= The exercise =
Extend the text on coaching supervision below, beginning right after its last sentence.

= Document excerpt =
++++
Coaching Supervision

Coaching Supervision helps you gain perspective as a coach and take a broader view of your coaching practice. This deeper level of reflection on what is working for you and what is not is what helps you to develop your practice and hone your craft as a coach.

Coaching Supervision provides a safe environment for coaches to be supported in all aspect of their coaching needs. This concept is not new and the idea of support and supervision with it’s broadest definition is recognised in many other professions including psychology, social work and mental health.

I am an experienced executive and leadership coach with more than 2000 hours of coaching experience. I work as a Coach with several Australian and global coaching organisations and coach across Government, the corporate sector and Not for Profits.

Why coaches need coaches to help them create a safe and heathy coaching practice?

According to the Association for Coaching, Coaching Supervision is

“a formal and protected time for facilitating in-depth reflection for coaches to discuss their work with someone who is experienced as a Coach. Supervision offers a confidential framework within a collaborative working relationship in which the practice, tasks, process and challenges of the coaching work can be explored.”
Association for Coaching

Regular coach supervision is a clear indication of quality.  It demonstrates to your clients and your peers that you value regular reflection and questioning of our work.

Coaching Supervision is about reflecting on your coaching practice and habits, about looking for areas to grow and experiment.
++++
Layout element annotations
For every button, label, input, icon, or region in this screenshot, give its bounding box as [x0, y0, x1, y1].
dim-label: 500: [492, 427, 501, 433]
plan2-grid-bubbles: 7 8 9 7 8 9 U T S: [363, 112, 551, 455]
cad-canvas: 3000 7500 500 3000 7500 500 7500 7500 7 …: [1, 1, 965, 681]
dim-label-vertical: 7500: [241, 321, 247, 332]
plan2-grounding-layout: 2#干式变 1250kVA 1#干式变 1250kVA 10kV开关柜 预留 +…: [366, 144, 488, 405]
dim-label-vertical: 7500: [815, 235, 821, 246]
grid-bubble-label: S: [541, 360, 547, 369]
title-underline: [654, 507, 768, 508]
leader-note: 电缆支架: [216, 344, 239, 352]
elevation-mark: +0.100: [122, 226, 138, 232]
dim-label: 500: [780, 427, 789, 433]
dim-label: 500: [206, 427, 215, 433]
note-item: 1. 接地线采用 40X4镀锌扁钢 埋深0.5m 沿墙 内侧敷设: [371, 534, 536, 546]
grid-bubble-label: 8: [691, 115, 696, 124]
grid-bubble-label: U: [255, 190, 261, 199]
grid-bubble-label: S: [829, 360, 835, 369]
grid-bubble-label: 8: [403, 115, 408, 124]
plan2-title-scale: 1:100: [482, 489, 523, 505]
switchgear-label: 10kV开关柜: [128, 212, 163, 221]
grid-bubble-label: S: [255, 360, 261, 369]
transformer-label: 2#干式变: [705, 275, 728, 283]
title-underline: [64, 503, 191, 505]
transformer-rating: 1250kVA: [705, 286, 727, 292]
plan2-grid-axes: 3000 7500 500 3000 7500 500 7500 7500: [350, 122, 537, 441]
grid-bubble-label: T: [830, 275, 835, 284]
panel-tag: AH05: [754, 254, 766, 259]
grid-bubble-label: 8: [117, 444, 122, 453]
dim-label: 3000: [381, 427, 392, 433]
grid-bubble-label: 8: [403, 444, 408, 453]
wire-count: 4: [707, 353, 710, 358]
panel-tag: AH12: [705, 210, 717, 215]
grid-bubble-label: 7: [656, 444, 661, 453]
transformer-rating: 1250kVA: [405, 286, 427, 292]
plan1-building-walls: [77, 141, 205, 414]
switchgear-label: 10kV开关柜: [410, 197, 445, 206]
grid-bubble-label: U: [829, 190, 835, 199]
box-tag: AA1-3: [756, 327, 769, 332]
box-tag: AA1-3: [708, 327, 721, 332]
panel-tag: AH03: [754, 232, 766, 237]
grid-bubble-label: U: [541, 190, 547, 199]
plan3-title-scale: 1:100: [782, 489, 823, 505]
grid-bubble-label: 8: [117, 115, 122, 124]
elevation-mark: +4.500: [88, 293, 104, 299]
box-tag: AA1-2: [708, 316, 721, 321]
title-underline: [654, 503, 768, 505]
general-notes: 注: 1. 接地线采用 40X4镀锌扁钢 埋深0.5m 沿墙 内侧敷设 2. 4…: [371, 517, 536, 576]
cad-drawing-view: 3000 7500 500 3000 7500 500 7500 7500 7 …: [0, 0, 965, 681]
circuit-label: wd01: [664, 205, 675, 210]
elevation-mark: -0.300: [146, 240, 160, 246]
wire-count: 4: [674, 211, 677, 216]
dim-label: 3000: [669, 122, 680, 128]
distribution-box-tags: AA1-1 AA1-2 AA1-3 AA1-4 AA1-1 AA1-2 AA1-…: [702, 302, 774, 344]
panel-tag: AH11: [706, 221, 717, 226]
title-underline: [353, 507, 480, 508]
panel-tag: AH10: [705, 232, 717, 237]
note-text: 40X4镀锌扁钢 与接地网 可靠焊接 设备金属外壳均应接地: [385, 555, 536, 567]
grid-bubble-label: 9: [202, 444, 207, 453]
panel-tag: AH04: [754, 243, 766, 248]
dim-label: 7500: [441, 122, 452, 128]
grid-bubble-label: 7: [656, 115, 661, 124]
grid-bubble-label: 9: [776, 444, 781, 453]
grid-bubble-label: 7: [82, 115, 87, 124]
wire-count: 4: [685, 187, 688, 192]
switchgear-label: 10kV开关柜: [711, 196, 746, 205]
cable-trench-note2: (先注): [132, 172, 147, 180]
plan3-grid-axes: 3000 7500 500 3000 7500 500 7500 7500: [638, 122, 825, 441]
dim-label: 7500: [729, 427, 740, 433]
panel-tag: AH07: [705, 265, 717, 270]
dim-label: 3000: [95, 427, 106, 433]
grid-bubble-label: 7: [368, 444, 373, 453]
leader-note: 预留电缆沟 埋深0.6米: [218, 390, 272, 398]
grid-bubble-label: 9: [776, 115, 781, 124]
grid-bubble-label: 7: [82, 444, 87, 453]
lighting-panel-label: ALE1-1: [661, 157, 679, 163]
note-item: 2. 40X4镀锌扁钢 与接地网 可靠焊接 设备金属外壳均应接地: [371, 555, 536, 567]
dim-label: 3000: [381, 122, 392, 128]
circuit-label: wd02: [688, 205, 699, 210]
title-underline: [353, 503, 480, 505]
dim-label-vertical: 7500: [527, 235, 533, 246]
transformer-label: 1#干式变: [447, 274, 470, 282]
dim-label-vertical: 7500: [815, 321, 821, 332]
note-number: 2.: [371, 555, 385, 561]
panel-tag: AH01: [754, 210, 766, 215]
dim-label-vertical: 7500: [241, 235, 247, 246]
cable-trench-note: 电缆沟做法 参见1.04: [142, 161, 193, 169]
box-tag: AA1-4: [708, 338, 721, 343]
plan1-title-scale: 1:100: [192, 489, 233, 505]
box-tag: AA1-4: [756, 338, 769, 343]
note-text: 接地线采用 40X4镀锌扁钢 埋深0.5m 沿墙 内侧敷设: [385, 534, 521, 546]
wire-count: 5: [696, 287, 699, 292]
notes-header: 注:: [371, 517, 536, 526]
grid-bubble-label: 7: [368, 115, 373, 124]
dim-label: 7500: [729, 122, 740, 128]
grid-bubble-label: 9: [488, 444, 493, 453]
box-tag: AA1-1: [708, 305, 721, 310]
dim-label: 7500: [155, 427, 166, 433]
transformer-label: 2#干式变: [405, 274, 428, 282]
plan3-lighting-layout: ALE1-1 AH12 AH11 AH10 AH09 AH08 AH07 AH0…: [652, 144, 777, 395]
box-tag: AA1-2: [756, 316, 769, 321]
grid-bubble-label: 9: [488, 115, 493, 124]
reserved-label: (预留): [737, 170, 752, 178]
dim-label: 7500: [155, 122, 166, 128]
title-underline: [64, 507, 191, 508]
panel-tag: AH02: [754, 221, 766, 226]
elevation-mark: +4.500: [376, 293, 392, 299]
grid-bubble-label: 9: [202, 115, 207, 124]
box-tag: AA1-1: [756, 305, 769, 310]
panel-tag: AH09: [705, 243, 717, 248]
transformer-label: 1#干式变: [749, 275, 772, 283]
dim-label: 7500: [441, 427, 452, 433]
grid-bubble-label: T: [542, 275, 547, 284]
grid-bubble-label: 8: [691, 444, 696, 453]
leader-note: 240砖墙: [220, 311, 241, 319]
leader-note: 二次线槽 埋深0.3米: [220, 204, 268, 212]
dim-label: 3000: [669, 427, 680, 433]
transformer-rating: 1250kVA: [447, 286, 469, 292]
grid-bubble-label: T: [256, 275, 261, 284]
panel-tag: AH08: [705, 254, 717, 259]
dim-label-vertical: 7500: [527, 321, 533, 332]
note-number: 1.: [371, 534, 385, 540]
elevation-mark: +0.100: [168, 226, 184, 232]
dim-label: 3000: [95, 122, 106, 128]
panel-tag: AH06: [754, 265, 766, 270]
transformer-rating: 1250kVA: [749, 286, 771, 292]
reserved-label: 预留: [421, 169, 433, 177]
++++
= The answer =
Different Types of Coach Supervision

One-to One Supervision

In one-to-one supervision an appropriately experienced coach supervisor will use a range of tools and models to work with you on the coaching issues or challenges that you choose discuss. The aim of one-to-one supervision is to develop your competence, capability and capacity as a coach.

Group Coach Supervision

Professional group supervision is about reflective practice. In a 60-90 minute session with 6-8 other coaches a coach supervisor will uses different techniques to examine and discuss the issue brought to the table by participants

What does the ‘right’ coach supervisor for me look like?

Finding the ‘right’ supervisor is similar to the way a coachee finds the ‘right’ coach, in that the relationship is critical.

The ICF have suggested the following minimum requirements for coaching supervisors:

• Be an ICF member which implies that the Coaching Supervisor is familiar with and abides by the ICF Ethics and Standards and

• Not be under any sanctions from the ICF Independent Review Board for violations of ethical conduct and

• Be an experienced, mature, preferably credentialed coach – at least 3 years FTE practice and

• Has continued expanding exposure to and knowledge of coaching approaches beyond their original coach training.

Coaching Supervision for ICF Credential Renewal

The purpose of coaching supervision is to generate coach insights through guided reflective enquiry that will improve the quality of your coaching; and hence expand your coaching capability and confidence. For this reason, the ICF allow you to count up to 10 hours of Coaching Supervision toward the 40 hours of Continuing Coach Education (CCE) you require for credential renewal.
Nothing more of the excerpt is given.